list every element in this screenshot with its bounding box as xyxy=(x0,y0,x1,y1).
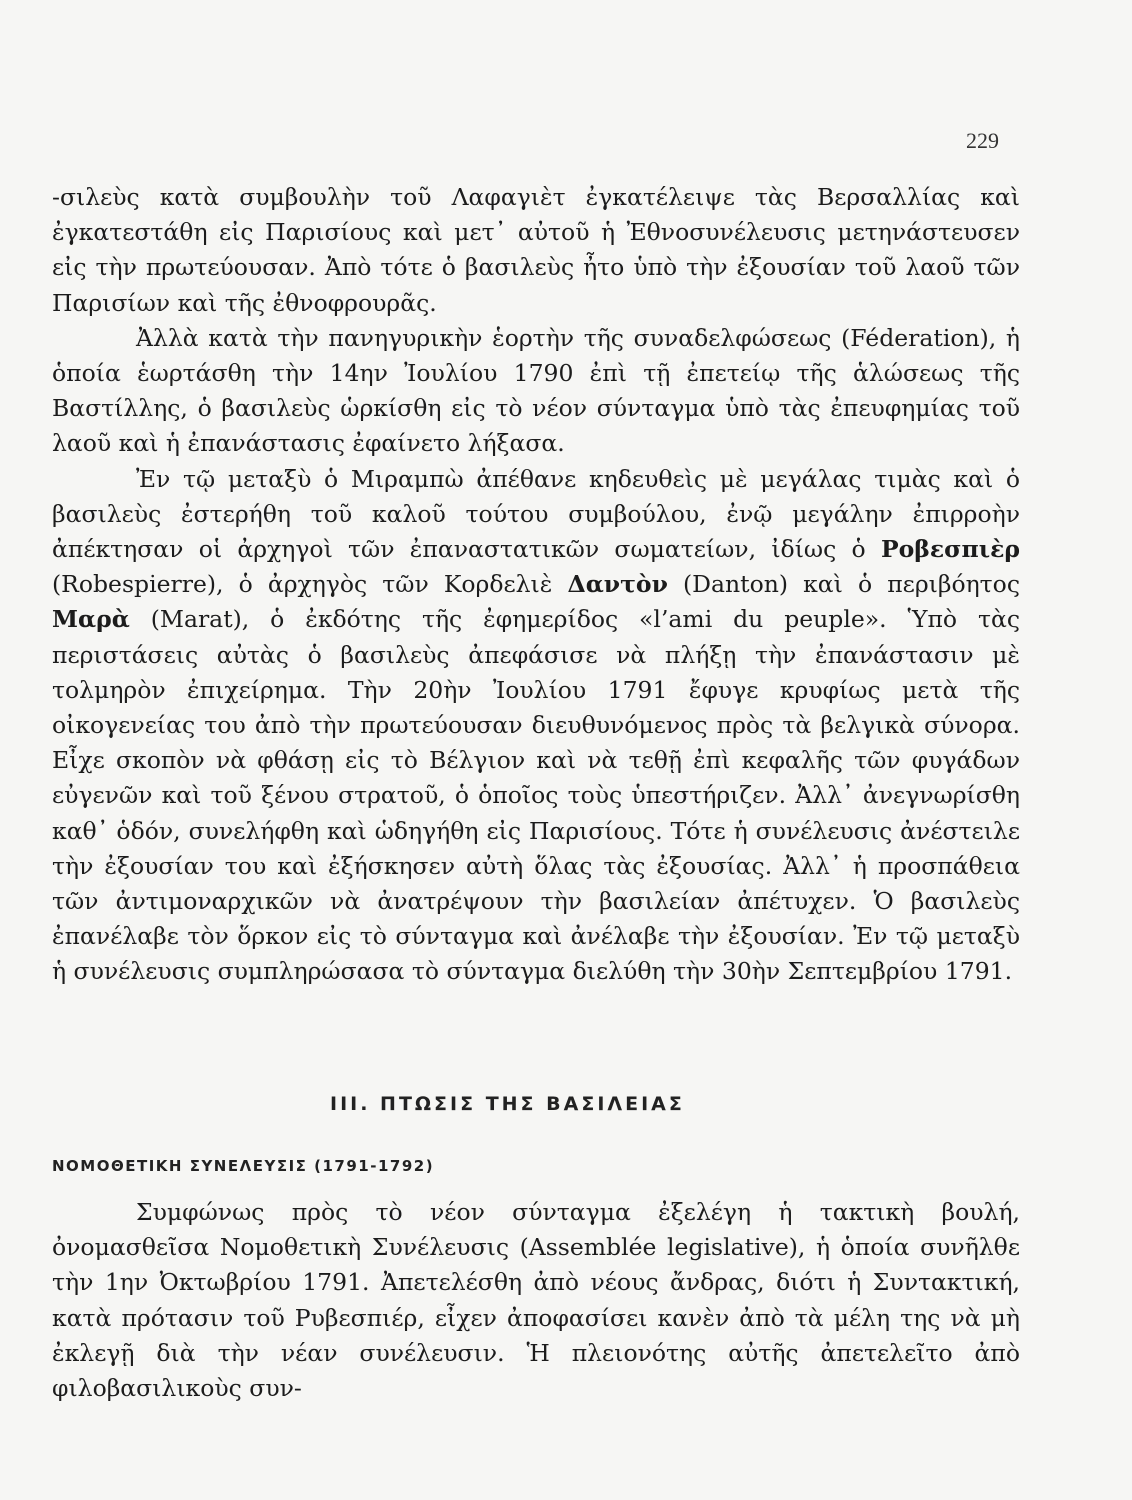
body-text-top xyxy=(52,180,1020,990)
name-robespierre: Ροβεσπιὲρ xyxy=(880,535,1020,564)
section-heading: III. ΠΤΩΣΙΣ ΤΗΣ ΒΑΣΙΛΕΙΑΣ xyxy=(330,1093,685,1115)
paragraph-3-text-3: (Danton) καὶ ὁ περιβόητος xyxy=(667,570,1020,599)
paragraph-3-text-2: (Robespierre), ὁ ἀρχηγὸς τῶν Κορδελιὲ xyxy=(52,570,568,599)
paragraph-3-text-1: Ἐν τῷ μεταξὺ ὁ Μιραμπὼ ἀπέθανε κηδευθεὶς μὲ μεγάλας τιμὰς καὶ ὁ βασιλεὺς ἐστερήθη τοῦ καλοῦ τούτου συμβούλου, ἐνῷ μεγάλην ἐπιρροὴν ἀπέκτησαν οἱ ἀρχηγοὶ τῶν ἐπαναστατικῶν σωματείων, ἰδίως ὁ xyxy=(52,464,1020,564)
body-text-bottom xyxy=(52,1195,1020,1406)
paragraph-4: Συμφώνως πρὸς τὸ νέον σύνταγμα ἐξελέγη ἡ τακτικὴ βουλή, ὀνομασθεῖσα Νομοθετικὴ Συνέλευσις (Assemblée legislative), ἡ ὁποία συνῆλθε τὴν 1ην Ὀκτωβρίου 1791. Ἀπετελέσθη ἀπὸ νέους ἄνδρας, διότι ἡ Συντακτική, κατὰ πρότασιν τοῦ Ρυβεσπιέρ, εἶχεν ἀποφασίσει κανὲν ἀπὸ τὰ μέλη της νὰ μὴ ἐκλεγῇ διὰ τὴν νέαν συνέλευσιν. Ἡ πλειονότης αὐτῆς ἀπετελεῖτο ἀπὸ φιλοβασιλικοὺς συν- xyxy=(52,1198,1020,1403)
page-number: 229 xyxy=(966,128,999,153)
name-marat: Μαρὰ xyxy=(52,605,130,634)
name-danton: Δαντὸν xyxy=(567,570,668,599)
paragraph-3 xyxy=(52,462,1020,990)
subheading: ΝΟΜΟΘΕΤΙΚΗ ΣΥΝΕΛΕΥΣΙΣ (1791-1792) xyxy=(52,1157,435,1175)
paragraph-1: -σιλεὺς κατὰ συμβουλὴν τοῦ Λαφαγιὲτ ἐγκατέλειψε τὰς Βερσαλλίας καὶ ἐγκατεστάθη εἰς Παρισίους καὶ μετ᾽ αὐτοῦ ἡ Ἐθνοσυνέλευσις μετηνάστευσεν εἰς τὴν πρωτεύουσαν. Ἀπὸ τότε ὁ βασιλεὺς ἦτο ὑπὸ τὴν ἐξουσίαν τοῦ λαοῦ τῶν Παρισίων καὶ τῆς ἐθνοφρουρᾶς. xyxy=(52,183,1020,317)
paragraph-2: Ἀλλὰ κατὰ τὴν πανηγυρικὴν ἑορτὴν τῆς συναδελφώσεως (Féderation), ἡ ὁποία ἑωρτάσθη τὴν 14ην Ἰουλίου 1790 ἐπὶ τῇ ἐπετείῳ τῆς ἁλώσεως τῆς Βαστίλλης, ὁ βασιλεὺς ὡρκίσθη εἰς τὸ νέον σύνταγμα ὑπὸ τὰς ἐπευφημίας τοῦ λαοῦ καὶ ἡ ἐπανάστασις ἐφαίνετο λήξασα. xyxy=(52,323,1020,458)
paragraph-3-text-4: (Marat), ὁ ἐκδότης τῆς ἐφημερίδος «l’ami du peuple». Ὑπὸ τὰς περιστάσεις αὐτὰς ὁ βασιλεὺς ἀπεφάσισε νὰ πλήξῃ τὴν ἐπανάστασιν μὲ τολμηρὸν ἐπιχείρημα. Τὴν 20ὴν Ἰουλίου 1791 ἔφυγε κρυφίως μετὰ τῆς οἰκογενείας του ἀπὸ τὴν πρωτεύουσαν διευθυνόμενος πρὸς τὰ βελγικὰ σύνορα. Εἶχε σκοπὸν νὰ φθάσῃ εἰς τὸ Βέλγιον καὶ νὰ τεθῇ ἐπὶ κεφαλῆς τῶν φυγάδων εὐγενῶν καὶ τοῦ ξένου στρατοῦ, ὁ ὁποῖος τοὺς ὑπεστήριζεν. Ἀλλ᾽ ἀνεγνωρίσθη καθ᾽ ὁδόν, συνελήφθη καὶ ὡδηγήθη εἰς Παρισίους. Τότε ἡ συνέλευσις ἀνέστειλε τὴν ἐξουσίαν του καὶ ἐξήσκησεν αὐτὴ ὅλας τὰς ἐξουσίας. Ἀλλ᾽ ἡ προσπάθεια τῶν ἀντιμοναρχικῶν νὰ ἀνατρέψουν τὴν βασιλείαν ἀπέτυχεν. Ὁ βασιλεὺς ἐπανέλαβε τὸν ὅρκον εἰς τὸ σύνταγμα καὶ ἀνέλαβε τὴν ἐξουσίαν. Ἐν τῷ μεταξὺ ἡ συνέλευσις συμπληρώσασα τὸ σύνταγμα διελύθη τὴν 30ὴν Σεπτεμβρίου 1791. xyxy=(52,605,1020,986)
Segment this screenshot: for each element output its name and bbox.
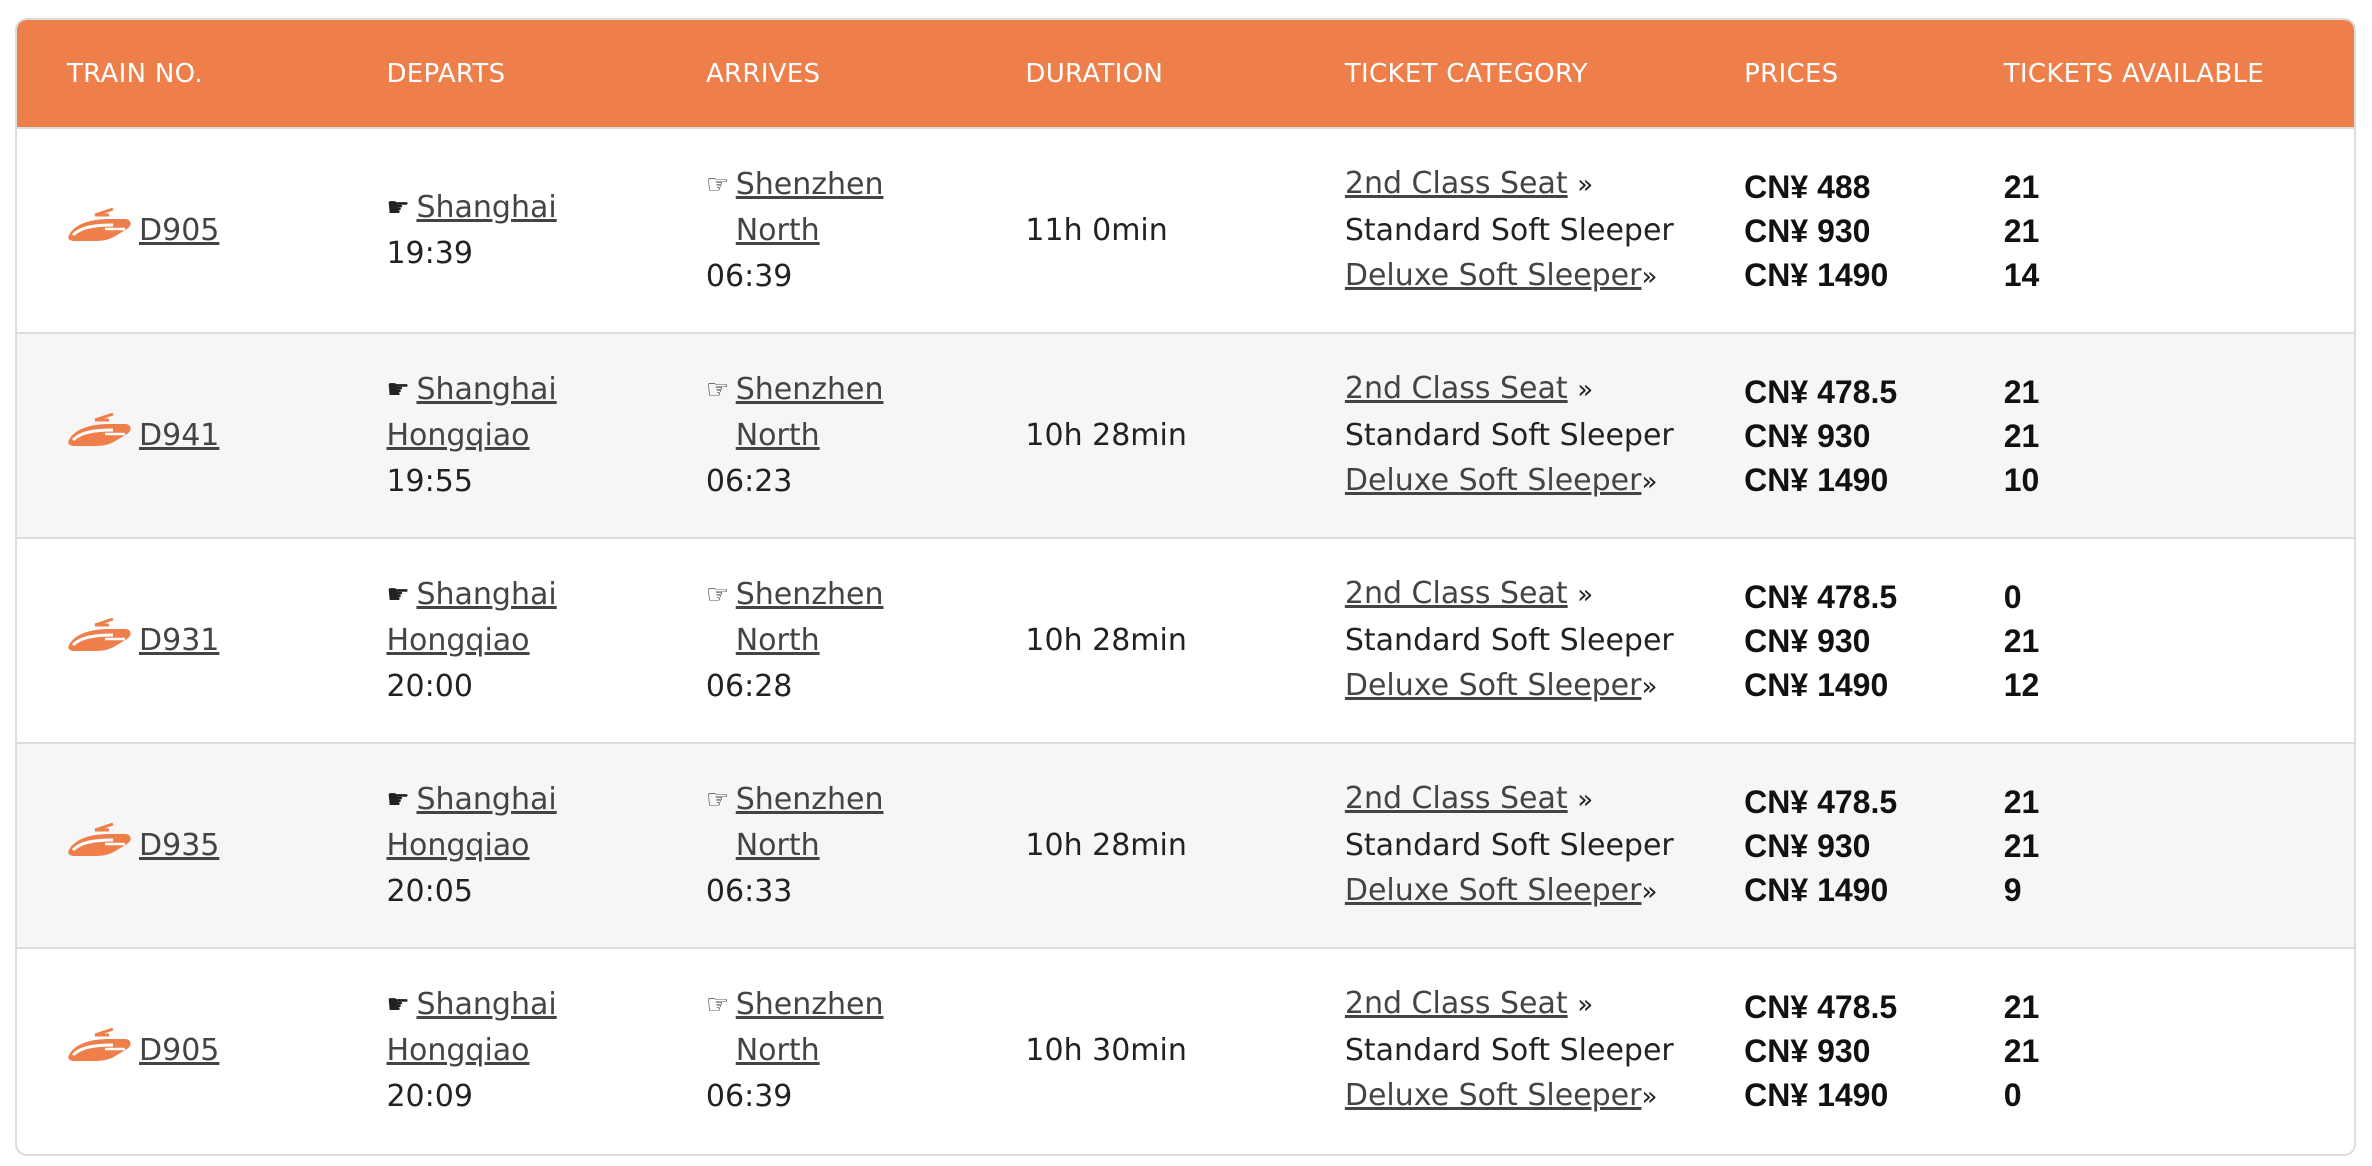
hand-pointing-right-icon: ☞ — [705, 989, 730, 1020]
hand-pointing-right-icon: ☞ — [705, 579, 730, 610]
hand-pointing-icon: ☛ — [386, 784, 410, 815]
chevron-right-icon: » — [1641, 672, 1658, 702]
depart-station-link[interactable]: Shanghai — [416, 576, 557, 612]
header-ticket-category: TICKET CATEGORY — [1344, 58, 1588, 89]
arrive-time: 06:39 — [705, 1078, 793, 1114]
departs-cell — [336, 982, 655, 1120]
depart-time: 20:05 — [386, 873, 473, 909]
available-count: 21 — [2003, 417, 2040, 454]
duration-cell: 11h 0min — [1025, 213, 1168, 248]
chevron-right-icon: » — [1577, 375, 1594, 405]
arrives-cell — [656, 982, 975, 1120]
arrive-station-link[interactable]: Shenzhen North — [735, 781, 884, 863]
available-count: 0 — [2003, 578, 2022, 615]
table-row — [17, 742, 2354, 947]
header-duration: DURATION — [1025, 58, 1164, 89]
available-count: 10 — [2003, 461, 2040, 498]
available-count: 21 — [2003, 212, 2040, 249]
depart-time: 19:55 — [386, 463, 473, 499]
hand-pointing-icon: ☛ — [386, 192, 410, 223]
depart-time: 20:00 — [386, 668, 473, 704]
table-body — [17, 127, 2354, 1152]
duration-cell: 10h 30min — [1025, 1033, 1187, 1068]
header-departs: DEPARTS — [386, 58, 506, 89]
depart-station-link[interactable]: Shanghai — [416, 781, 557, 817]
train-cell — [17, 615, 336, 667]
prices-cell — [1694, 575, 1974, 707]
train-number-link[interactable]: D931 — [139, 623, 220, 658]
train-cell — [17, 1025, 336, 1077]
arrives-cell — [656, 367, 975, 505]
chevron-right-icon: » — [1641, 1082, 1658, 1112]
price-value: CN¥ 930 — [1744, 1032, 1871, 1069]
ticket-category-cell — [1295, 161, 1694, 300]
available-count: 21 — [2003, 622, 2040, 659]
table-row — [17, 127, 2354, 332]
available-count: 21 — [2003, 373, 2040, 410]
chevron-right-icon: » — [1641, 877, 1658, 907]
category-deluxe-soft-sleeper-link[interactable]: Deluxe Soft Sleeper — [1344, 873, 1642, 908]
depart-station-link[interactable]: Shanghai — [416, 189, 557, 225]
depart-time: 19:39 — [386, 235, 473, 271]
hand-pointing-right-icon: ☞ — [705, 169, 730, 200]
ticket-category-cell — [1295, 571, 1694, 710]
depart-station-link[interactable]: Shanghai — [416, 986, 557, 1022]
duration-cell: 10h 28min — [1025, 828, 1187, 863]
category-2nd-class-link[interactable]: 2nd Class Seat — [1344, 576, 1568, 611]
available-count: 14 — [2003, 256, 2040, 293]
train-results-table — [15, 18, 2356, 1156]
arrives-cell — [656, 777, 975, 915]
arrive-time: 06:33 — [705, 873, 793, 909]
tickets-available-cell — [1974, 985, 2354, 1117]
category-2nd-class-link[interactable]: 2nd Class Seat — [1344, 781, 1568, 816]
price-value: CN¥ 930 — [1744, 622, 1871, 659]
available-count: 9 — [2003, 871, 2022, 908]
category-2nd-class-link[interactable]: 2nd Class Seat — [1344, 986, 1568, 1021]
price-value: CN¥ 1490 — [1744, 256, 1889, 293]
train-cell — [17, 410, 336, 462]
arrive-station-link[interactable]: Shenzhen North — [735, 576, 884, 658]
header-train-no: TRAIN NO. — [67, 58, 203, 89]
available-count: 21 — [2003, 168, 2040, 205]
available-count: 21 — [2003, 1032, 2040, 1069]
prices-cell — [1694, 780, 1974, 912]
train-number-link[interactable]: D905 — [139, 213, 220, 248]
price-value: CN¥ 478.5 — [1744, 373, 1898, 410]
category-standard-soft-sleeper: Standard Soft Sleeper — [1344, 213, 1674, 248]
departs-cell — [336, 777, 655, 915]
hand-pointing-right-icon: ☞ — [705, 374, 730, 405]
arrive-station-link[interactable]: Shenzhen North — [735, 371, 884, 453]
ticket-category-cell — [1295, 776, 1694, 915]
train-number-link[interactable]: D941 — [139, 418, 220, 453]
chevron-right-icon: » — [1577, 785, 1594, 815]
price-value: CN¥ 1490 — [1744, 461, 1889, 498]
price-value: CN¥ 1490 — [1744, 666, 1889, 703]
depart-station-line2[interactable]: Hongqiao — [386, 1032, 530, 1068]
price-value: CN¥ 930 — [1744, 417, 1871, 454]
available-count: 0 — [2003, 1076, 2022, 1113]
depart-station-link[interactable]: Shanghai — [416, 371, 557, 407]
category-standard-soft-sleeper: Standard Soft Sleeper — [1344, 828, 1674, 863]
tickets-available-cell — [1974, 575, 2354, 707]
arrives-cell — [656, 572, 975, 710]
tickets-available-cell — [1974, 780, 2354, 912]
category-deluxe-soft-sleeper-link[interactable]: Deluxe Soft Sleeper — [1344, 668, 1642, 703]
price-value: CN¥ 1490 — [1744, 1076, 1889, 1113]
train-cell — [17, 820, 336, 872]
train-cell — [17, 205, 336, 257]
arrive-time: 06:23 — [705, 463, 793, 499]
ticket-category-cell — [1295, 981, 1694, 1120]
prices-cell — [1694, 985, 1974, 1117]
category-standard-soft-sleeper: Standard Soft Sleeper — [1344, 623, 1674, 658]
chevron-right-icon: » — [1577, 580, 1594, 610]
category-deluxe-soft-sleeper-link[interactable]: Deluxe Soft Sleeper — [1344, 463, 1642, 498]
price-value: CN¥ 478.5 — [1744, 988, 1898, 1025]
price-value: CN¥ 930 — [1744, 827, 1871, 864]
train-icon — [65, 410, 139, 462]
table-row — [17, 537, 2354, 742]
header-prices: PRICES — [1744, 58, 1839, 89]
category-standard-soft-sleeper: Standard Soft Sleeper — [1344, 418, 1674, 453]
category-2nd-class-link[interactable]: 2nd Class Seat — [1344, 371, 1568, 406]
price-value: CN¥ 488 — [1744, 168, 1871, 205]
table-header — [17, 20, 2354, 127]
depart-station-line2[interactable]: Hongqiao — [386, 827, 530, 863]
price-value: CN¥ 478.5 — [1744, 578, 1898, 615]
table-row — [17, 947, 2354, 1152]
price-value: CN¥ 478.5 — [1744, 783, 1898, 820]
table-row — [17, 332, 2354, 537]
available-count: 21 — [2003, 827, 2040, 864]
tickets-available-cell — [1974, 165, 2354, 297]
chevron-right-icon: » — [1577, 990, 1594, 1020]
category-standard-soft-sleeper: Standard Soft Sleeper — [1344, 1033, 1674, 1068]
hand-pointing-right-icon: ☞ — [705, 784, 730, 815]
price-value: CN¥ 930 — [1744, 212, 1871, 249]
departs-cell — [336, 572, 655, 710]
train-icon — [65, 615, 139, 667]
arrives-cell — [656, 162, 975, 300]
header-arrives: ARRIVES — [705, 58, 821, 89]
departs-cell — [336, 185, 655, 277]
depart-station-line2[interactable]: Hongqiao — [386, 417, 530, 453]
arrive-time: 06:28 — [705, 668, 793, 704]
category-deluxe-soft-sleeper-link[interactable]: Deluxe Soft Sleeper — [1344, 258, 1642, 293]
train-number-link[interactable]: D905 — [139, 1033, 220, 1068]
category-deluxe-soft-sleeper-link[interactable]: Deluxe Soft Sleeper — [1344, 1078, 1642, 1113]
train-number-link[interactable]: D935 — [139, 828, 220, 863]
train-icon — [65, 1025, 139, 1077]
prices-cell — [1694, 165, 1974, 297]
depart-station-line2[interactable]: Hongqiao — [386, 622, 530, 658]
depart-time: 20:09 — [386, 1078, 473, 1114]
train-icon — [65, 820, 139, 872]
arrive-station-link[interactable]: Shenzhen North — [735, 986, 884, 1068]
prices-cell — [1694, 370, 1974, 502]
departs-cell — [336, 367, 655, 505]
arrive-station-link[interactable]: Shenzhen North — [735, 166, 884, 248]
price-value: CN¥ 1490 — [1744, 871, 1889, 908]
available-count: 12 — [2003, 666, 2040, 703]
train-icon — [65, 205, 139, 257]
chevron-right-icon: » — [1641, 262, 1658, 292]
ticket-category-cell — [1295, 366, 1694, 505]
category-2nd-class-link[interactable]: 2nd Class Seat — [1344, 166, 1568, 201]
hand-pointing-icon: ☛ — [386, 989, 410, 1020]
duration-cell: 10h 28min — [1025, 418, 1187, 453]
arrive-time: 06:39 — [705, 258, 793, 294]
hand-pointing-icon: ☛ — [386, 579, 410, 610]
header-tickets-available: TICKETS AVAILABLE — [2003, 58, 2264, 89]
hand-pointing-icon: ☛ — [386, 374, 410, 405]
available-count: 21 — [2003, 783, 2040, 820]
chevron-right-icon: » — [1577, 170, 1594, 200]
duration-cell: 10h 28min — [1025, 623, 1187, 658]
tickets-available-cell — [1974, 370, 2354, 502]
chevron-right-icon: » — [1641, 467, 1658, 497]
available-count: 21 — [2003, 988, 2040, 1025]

___

Return, without any alteration, the lines of the data that begin with the line containing "body-text-top xyxy=(52,180,1020,990)" and end after the line containing "paragraph-3-text-2: (Robespierre), ὁ".

body-text-top xyxy=(52,180,1020,990)
name-robespierre: Ροβεσπιὲρ xyxy=(880,535,1020,564)
section-heading: III. ΠΤΩΣΙΣ ΤΗΣ ΒΑΣΙΛΕΙΑΣ xyxy=(330,1093,685,1115)
paragraph-3-text-3: (Danton) καὶ ὁ περιβόητος xyxy=(667,570,1020,599)
paragraph-3-text-2: (Robespierre), ὁ ἀρχηγὸς τῶν Κορδελιὲ xyxy=(52,570,568,599)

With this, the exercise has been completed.